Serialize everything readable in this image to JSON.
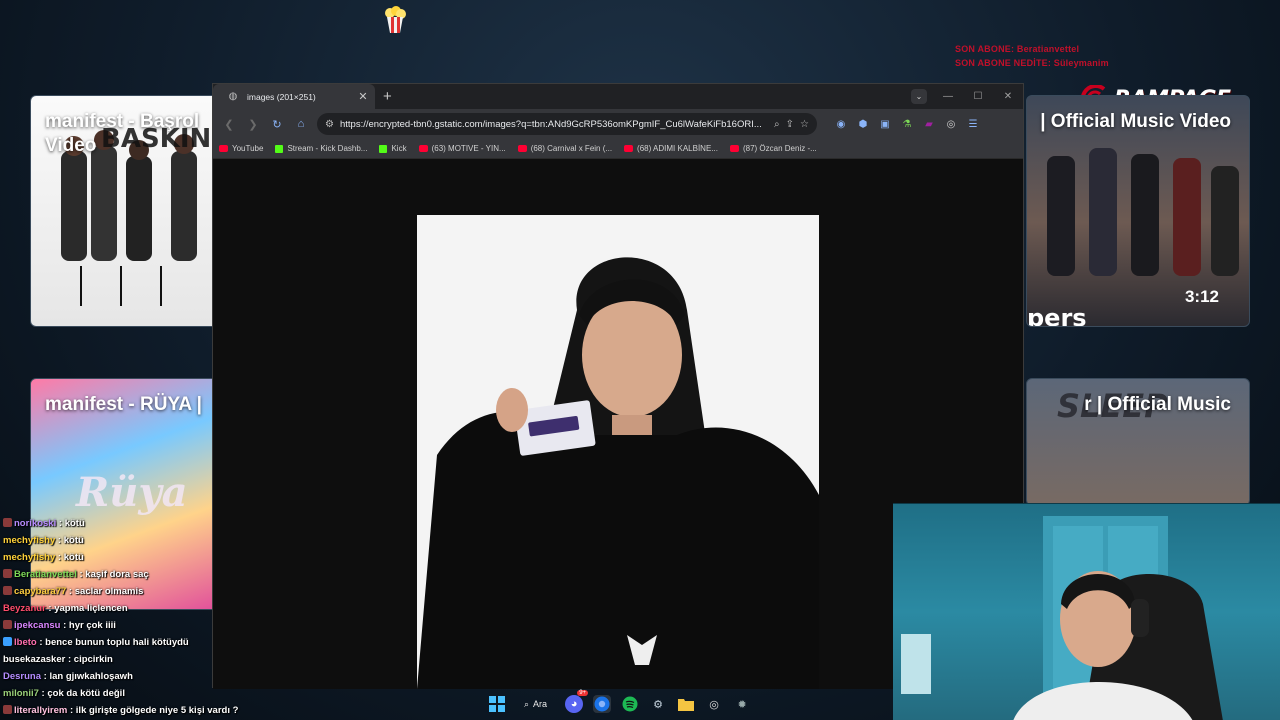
{
  "overlay": {
    "sub_alert_line1": "SON ABONE: Beratianvettel",
    "sub_alert_line2": "SON ABONE NEDİTE: Süleymanim",
    "brand": "RAMPAGE",
    "brand_color": "#c8001e"
  },
  "cards": [
    {
      "title": "manifest - Başrol\nVideo",
      "watermark": "BASKIN"
    },
    {
      "title": "manifest - RÜYA |",
      "watermark": "Rüya"
    },
    {
      "title": "| Official Music Video",
      "duration": "3:12",
      "watermark": "pers"
    },
    {
      "title": "r | Official Music",
      "watermark": "SLEEP"
    }
  ],
  "browser": {
    "tab_title": "images (201×251)",
    "url": "https://encrypted-tbn0.gstatic.com/images?q=tbn:ANd9GcRP536omKPgmIF_Cu6lWafeKiFb16ORI...",
    "bookmarks": [
      {
        "label": "YouTube",
        "icon": "youtube-icon"
      },
      {
        "label": "Stream - Kick Dashb...",
        "icon": "kick-icon"
      },
      {
        "label": "Kick",
        "icon": "kick-icon"
      },
      {
        "label": "(63) MOTIVE - YIN...",
        "icon": "youtube-icon"
      },
      {
        "label": "(68) Carnival x Fein (...",
        "icon": "youtube-icon"
      },
      {
        "label": "(68) ADIMI KALBİNE...",
        "icon": "youtube-icon"
      },
      {
        "label": "(87) Özcan Deniz -...",
        "icon": "youtube-icon"
      }
    ]
  },
  "chat": [
    {
      "user": "norikoski",
      "msg": "kötü",
      "color": "#b78cff",
      "badge": "#8a3a3a"
    },
    {
      "user": "mechyfishy",
      "msg": "kötü",
      "color": "#ffd23a",
      "badge": ""
    },
    {
      "user": "mechyfishy",
      "msg": "kötü",
      "color": "#ffd23a",
      "badge": ""
    },
    {
      "user": "Beratianvettel",
      "msg": "kaşif dora saç",
      "color": "#7dd957",
      "badge": "#8a3a3a"
    },
    {
      "user": "capybara77",
      "msg": "saclar olmamis",
      "color": "#ffcf40",
      "badge": "#8a3a3a"
    },
    {
      "user": "Beyzanur",
      "msg": "yapma liçlencen",
      "color": "#ff4d6d",
      "badge": ""
    },
    {
      "user": "ipekcansu",
      "msg": "hyr çok iiii",
      "color": "#d986ff",
      "badge": "#8a3a3a"
    },
    {
      "user": "lbeto",
      "msg": "bence bunun toplu hali kötüydü",
      "color": "#ff6fb0",
      "badge": "#3aa0ff"
    },
    {
      "user": "busekazasker",
      "msg": "cipcirkin",
      "color": "#ffffff",
      "badge": ""
    },
    {
      "user": "Desruna",
      "msg": "lan gjıwkahloşawh",
      "color": "#b38cff",
      "badge": ""
    },
    {
      "user": "milonii7",
      "msg": "çok da kötü değil",
      "color": "#9ad17a",
      "badge": ""
    },
    {
      "user": "literallyirem",
      "msg": "ilk girişte gölgede niye 5 kişi vardı ?",
      "color": "#ffc2e0",
      "badge": "#8a3a3a"
    }
  ],
  "taskbar": {
    "search_label": "Ara",
    "icons": [
      "windows-start-icon",
      "discord-icon",
      "chrome-icon",
      "spotify-icon",
      "steam-icon",
      "file-explorer-icon",
      "obs-icon",
      "settings-icon"
    ],
    "discord_badge": "9+"
  }
}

※ ※ ※

## Aim
Using the material above, retype each entry exactly and omit the pictures.

## Written reply
Serialize everything readable in this image to JSON.
{
  "overlay": {
    "sub_alert_line1": "SON ABONE: Beratianvettel",
    "sub_alert_line2": "SON ABONE NEDİTE: Süleymanim",
    "brand": "RAMPAGE",
    "brand_color": "#c8001e"
  },
  "cards": [
    {
      "title": "manifest - Başrol\nVideo",
      "watermark": "BASKIN"
    },
    {
      "title": "manifest - RÜYA |",
      "watermark": "Rüya"
    },
    {
      "title": "| Official Music Video",
      "duration": "3:12",
      "watermark": "pers"
    },
    {
      "title": "r | Official Music",
      "watermark": "SLEEP"
    }
  ],
  "browser": {
    "tab_title": "images (201×251)",
    "url": "https://encrypted-tbn0.gstatic.com/images?q=tbn:ANd9GcRP536omKPgmIF_Cu6lWafeKiFb16ORI...",
    "bookmarks": [
      {
        "label": "YouTube",
        "icon": "youtube-icon"
      },
      {
        "label": "Stream - Kick Dashb...",
        "icon": "kick-icon"
      },
      {
        "label": "Kick",
        "icon": "kick-icon"
      },
      {
        "label": "(63) MOTIVE - YIN...",
        "icon": "youtube-icon"
      },
      {
        "label": "(68) Carnival x Fein (...",
        "icon": "youtube-icon"
      },
      {
        "label": "(68) ADIMI KALBİNE...",
        "icon": "youtube-icon"
      },
      {
        "label": "(87) Özcan Deniz -...",
        "icon": "youtube-icon"
      }
    ]
  },
  "chat": [
    {
      "user": "norikoski",
      "msg": "kötü",
      "color": "#b78cff",
      "badge": "#8a3a3a"
    },
    {
      "user": "mechyfishy",
      "msg": "kötü",
      "color": "#ffd23a",
      "badge": ""
    },
    {
      "user": "mechyfishy",
      "msg": "kötü",
      "color": "#ffd23a",
      "badge": ""
    },
    {
      "user": "Beratianvettel",
      "msg": "kaşif dora saç",
      "color": "#7dd957",
      "badge": "#8a3a3a"
    },
    {
      "user": "capybara77",
      "msg": "saclar olmamis",
      "color": "#ffcf40",
      "badge": "#8a3a3a"
    },
    {
      "user": "Beyzanur",
      "msg": "yapma liçlencen",
      "color": "#ff4d6d",
      "badge": ""
    },
    {
      "user": "ipekcansu",
      "msg": "hyr çok iiii",
      "color": "#d986ff",
      "badge": "#8a3a3a"
    },
    {
      "user": "lbeto",
      "msg": "bence bunun toplu hali kötüydü",
      "color": "#ff6fb0",
      "badge": "#3aa0ff"
    },
    {
      "user": "busekazasker",
      "msg": "cipcirkin",
      "color": "#ffffff",
      "badge": ""
    },
    {
      "user": "Desruna",
      "msg": "lan gjıwkahloşawh",
      "color": "#b38cff",
      "badge": ""
    },
    {
      "user": "milonii7",
      "msg": "çok da kötü değil",
      "color": "#9ad17a",
      "badge": ""
    },
    {
      "user": "literallyirem",
      "msg": "ilk girişte gölgede niye 5 kişi vardı ?",
      "color": "#ffc2e0",
      "badge": "#8a3a3a"
    }
  ],
  "taskbar": {
    "search_label": "Ara",
    "icons": [
      "windows-start-icon",
      "discord-icon",
      "chrome-icon",
      "spotify-icon",
      "steam-icon",
      "file-explorer-icon",
      "obs-icon",
      "settings-icon"
    ],
    "discord_badge": "9+"
  }
}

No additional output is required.